▶ [Entries supplied]
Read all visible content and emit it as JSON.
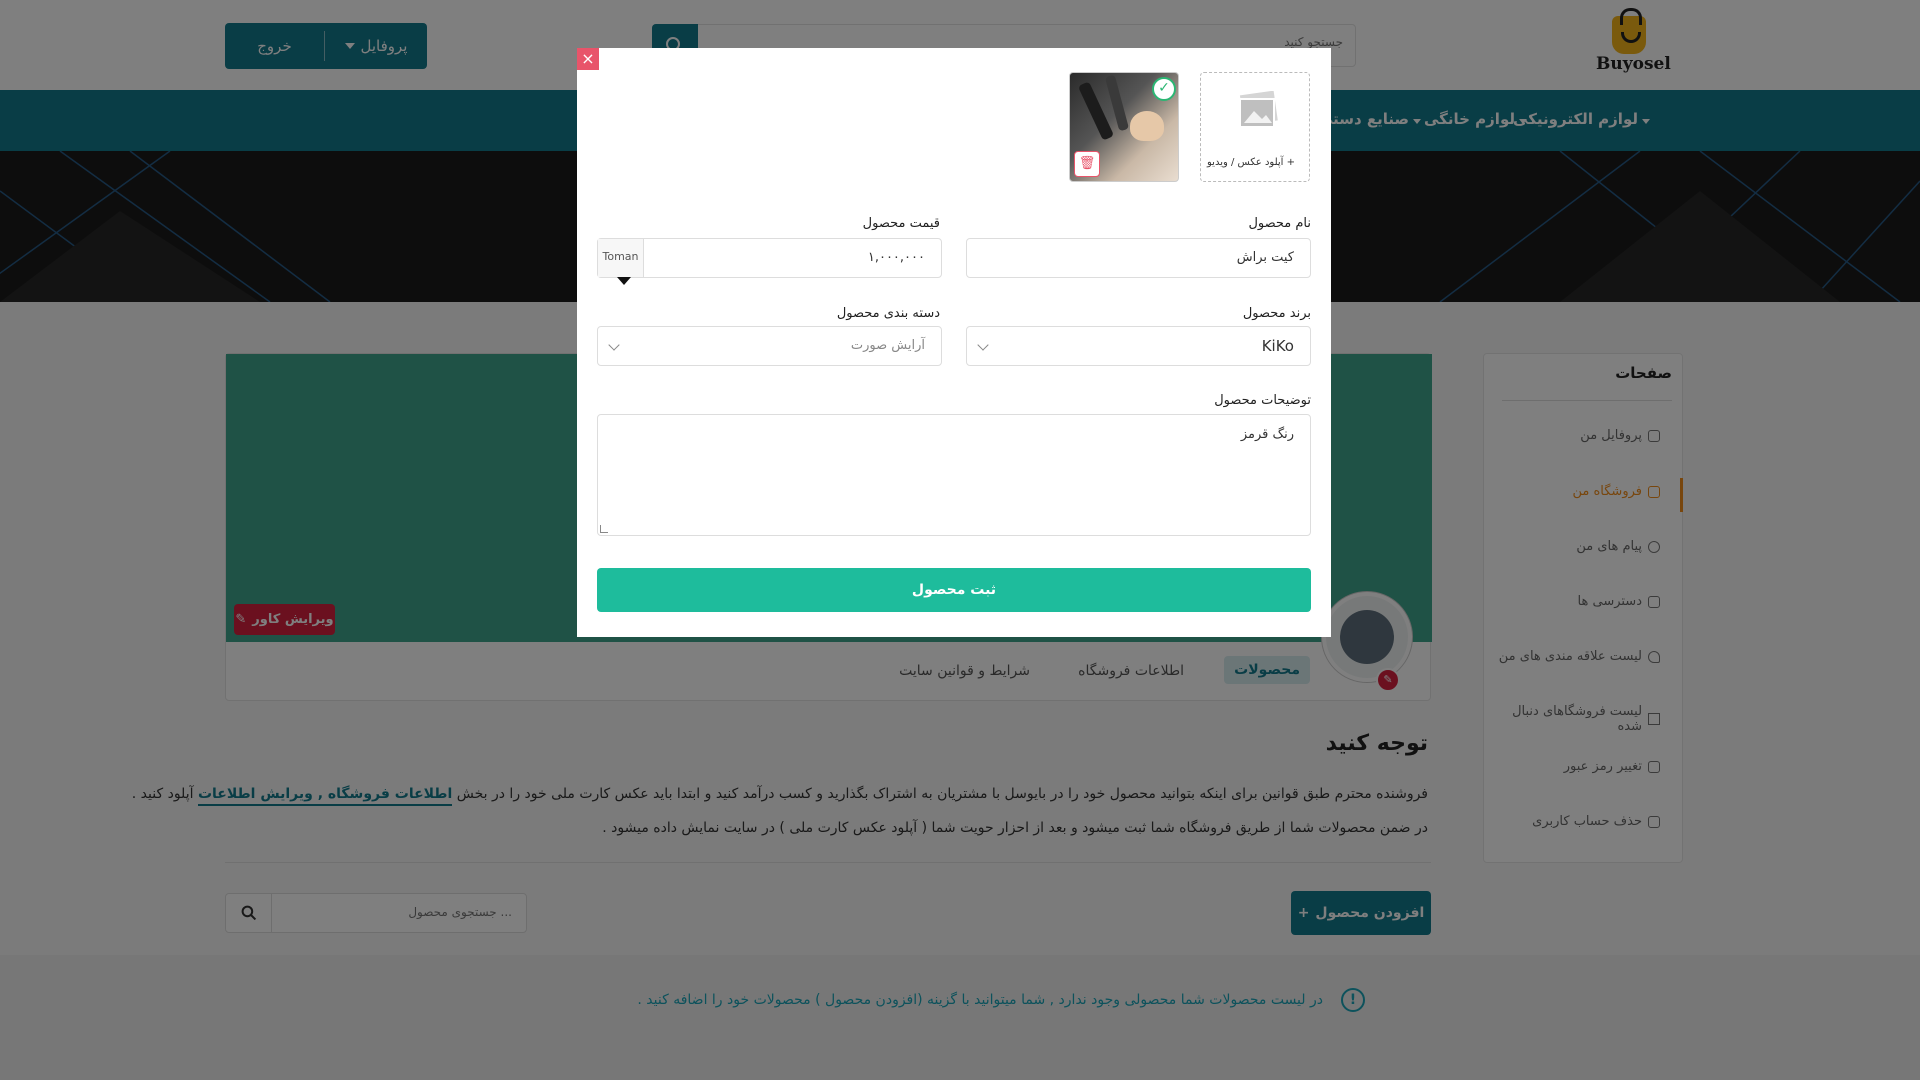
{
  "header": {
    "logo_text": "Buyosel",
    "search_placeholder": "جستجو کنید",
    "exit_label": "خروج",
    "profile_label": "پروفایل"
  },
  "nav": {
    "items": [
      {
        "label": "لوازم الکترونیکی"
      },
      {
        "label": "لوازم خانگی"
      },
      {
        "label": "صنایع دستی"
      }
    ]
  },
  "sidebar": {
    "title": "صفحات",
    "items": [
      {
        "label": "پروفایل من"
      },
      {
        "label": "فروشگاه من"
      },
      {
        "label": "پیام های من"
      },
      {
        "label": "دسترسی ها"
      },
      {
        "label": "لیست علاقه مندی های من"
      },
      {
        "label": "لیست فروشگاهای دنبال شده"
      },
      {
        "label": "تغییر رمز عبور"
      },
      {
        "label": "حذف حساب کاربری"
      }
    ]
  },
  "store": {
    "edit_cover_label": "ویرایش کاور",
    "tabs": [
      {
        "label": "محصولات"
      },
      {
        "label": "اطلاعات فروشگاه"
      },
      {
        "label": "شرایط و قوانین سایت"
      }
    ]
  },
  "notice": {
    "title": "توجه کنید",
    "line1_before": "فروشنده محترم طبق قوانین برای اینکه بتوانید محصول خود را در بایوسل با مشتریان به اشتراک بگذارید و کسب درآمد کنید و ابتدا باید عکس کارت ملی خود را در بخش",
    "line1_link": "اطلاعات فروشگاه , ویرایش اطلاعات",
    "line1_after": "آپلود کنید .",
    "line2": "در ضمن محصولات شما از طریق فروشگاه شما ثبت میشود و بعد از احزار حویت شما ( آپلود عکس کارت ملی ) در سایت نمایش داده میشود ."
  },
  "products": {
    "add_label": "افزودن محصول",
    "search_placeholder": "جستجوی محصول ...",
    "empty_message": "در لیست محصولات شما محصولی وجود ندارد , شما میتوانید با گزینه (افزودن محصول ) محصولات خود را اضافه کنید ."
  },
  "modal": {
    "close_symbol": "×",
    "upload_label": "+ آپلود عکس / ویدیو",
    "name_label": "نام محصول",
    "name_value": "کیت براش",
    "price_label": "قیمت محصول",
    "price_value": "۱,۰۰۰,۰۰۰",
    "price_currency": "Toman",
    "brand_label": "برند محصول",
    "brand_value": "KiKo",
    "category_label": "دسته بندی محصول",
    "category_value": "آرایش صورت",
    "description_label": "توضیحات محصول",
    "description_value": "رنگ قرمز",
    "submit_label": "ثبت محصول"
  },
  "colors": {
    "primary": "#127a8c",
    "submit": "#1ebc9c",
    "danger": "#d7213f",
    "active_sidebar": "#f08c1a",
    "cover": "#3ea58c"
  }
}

* * *

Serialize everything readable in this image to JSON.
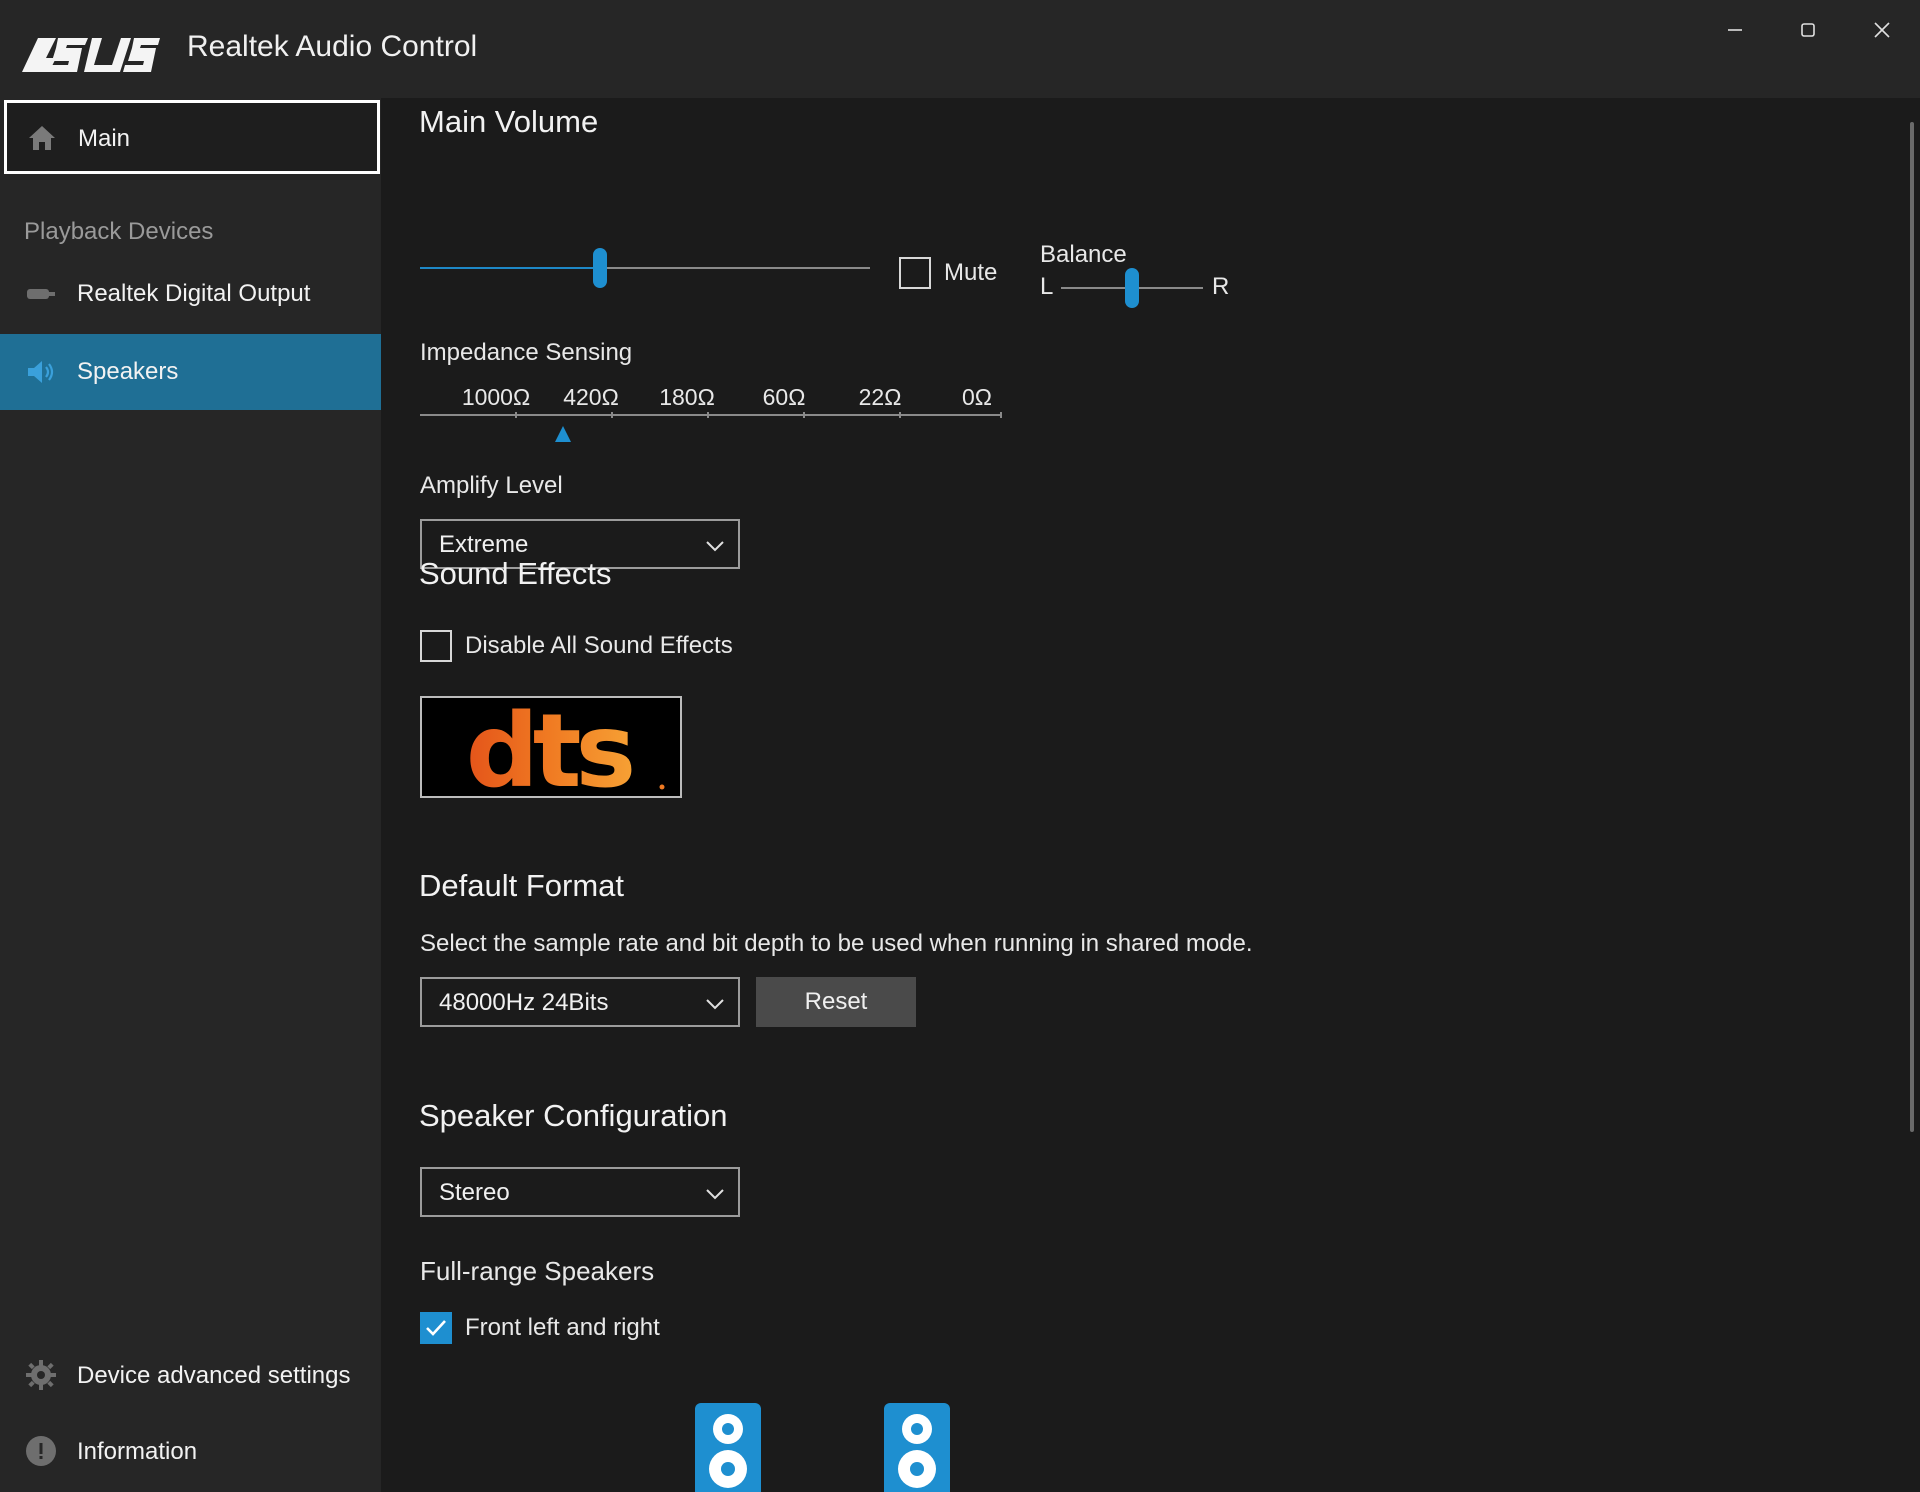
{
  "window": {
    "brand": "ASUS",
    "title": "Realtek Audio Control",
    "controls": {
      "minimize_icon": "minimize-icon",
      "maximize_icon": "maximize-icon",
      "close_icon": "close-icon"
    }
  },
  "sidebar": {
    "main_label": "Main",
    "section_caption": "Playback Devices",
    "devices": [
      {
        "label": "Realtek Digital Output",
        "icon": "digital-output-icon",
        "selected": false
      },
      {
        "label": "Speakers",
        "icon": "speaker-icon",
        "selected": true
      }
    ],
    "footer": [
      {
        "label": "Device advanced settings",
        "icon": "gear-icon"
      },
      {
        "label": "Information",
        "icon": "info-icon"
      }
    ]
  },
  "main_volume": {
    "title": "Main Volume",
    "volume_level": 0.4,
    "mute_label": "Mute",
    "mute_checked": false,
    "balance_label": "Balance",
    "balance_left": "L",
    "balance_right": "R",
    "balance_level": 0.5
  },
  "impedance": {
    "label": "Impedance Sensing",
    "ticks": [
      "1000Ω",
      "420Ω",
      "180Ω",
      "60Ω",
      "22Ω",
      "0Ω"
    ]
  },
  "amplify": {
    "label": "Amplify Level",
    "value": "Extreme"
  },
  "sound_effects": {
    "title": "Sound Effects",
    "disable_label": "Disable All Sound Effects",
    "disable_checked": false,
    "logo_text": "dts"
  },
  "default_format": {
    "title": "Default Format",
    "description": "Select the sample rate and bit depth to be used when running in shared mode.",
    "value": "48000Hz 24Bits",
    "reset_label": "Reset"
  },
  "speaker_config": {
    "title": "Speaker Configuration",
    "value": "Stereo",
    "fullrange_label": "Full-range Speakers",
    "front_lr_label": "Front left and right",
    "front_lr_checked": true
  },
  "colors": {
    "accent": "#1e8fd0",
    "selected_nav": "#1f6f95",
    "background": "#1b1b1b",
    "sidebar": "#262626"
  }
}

...

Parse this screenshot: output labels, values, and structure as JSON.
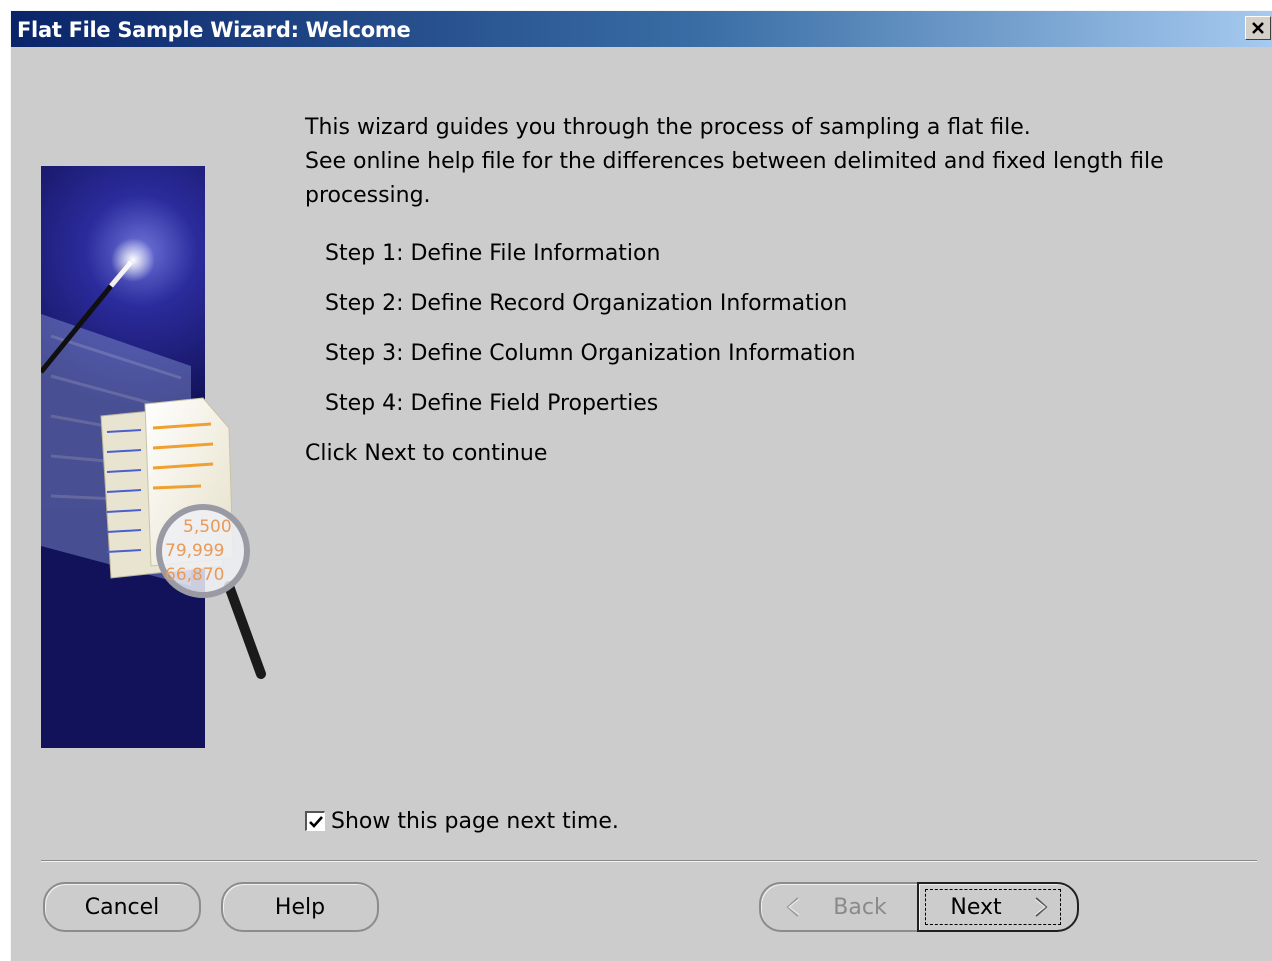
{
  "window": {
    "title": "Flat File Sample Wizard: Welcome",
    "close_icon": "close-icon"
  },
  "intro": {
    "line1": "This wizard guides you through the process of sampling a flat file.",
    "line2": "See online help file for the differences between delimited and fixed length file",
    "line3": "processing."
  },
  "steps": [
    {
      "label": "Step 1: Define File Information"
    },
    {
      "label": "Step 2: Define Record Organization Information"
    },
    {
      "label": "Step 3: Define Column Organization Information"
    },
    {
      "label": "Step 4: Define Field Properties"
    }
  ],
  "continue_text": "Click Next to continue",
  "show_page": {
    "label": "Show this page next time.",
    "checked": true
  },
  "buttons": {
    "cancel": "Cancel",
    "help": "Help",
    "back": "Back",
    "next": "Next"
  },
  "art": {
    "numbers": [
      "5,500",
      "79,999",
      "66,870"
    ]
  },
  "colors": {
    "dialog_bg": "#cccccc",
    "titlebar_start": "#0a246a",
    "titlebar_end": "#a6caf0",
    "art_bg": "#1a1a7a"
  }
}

▶ [Given problem]
Scan the lines for the string "Define". Copy out each line that matches.

▶ [Answer for the task]
      "label": "Step 1: Define File Information"
      "label": "Step 2: Define Record Organization Information"
      "label": "Step 3: Define Column Organization Information"
      "label": "Step 4: Define Field Properties"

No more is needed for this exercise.